◆ **REQUIREMENTS**
Each line containing the word "全长最大为" must be collected.

--- begin RECORDS PROVIDED ---

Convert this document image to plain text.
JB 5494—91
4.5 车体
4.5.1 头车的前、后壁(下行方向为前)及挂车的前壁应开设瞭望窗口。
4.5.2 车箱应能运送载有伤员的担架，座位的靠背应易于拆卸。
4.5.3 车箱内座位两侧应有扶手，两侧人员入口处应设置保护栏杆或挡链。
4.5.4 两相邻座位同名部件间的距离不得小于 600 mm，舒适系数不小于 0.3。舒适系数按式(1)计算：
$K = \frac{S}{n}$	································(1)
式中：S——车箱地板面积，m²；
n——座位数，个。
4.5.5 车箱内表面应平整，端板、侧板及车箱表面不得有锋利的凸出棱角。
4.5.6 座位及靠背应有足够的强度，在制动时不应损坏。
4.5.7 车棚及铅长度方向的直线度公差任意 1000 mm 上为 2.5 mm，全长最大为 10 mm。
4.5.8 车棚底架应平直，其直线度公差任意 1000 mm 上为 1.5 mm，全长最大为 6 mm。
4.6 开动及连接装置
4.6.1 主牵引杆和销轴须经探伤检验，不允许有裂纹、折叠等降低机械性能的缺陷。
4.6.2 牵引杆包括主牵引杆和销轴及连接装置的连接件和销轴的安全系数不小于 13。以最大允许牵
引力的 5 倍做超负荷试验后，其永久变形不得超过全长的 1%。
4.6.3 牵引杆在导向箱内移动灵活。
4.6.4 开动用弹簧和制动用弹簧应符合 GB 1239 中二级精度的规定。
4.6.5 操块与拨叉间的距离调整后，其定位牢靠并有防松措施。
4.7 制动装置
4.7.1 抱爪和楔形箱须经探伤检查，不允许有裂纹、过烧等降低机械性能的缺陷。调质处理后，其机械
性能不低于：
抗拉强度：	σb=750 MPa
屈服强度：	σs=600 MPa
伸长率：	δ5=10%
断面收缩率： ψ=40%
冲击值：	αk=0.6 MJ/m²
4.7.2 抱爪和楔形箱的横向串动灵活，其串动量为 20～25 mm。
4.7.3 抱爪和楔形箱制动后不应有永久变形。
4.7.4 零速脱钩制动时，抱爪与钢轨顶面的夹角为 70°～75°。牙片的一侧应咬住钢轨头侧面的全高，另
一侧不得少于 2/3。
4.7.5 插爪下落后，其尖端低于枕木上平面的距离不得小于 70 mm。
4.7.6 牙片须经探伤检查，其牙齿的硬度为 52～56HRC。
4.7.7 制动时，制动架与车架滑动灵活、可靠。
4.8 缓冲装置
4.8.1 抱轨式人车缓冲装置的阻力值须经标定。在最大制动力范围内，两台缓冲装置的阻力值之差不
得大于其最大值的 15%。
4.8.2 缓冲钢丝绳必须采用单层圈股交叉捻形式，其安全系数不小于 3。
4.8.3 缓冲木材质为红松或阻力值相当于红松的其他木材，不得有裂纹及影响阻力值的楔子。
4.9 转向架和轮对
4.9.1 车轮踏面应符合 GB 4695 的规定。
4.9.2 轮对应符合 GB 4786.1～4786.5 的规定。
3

--- end RECORDS PROVIDED ---

◆ **IN RESPONSE**
4.5.7 车棚及铅长度方向的直线度公差任意 1000 mm 上为 2.5 mm，全长最大为 10 mm。
4.5.8 车棚底架应平直，其直线度公差任意 1000 mm 上为 1.5 mm，全长最大为 6 mm。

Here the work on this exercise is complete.